Task instructions: Check each line of the material below for "image". Report how many have it, with no other words.
— start Data for processing —
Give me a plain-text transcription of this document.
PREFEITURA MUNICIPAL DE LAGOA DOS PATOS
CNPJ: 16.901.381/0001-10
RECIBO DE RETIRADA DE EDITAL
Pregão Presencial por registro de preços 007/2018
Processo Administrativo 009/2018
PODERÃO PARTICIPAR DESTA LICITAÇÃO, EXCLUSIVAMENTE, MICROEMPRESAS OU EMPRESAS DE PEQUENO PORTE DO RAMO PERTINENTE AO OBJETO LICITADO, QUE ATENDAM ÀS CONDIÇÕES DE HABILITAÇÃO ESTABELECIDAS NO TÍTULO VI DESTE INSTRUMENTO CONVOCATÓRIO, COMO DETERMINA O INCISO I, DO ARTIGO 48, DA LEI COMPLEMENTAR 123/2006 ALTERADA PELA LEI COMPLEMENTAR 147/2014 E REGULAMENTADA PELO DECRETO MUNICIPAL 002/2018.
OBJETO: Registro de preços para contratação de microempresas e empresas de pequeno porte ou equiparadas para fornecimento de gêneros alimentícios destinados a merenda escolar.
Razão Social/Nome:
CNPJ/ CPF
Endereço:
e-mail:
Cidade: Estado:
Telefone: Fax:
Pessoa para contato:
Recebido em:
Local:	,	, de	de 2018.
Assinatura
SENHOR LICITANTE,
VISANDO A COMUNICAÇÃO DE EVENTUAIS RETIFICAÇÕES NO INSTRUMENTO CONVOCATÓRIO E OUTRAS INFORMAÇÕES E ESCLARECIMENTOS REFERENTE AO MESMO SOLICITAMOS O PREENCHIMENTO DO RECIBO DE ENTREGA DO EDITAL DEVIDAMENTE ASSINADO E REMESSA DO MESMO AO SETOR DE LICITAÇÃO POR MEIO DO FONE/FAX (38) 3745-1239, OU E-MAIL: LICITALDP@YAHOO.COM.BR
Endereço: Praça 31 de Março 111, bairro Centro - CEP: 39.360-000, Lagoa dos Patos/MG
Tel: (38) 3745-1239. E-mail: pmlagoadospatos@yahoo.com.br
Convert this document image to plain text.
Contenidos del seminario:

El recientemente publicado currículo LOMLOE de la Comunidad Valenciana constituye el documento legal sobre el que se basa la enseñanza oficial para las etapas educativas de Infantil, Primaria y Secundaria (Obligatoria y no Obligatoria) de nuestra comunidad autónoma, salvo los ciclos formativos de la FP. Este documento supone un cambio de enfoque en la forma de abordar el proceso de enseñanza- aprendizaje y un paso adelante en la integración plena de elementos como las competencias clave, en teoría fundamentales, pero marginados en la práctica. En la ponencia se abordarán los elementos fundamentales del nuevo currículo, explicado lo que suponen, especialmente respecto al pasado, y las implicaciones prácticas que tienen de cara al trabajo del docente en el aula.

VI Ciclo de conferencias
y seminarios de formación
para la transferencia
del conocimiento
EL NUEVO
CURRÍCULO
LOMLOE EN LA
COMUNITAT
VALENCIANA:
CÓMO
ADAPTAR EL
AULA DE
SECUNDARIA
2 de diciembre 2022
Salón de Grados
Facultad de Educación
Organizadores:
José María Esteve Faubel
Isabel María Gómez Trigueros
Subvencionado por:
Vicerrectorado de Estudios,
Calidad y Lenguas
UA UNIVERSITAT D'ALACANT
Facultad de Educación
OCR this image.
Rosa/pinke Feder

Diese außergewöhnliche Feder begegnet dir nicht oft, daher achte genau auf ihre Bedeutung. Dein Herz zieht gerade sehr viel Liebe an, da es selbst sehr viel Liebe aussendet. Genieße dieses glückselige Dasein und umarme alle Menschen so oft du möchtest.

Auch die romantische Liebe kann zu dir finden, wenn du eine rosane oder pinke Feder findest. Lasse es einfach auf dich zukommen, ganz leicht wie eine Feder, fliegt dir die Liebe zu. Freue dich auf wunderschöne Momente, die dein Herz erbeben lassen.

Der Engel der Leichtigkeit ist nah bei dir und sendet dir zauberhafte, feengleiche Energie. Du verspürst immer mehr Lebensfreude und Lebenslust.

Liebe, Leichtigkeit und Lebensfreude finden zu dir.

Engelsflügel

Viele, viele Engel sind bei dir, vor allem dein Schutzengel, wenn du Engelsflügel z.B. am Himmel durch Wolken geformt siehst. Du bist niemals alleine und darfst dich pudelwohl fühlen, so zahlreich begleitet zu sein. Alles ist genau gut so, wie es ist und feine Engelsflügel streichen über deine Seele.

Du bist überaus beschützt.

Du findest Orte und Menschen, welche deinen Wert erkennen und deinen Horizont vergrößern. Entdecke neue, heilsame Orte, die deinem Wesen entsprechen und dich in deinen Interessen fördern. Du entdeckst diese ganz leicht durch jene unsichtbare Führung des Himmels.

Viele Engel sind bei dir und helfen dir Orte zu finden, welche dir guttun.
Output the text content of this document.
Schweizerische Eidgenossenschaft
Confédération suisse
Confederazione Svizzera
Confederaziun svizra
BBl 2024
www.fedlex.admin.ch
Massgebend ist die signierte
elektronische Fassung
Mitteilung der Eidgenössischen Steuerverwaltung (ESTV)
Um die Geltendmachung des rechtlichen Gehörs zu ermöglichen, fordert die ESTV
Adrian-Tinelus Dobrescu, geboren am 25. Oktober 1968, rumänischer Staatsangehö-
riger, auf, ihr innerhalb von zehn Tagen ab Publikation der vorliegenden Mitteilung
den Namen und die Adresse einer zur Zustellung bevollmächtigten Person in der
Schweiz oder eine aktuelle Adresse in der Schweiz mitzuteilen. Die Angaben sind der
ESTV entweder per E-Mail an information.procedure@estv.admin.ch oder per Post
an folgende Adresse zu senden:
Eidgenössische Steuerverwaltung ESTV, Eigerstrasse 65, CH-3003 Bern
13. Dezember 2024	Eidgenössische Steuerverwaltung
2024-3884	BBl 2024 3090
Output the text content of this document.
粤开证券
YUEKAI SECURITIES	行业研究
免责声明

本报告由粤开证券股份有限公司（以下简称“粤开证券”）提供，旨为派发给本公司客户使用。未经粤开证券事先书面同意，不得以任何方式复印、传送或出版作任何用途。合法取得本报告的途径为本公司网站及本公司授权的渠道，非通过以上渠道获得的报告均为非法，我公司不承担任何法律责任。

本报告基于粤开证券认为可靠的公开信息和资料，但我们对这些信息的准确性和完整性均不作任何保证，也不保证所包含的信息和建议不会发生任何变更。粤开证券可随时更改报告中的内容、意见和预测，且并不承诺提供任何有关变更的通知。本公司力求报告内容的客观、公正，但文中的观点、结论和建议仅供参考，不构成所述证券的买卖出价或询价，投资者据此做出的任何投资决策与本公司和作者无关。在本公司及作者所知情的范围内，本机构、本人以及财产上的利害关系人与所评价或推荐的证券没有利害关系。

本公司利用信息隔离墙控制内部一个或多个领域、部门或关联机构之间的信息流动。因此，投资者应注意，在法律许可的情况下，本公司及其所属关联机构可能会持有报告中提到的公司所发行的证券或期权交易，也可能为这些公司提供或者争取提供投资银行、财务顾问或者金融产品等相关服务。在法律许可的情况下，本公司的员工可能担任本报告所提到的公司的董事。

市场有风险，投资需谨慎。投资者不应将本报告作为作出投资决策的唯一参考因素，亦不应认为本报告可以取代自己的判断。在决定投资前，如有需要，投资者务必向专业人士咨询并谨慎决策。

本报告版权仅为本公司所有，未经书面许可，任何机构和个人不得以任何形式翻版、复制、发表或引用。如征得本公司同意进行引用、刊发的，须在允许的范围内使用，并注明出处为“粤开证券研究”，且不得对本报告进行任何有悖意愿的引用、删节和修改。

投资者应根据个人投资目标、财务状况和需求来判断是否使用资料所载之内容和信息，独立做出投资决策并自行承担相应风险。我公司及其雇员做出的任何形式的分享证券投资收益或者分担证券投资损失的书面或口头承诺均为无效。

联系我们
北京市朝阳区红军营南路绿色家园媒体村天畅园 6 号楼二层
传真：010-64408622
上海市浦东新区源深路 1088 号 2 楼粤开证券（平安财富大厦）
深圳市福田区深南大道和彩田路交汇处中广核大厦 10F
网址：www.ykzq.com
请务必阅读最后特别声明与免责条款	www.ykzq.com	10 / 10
— end Data for processing —
Finished exercise: 2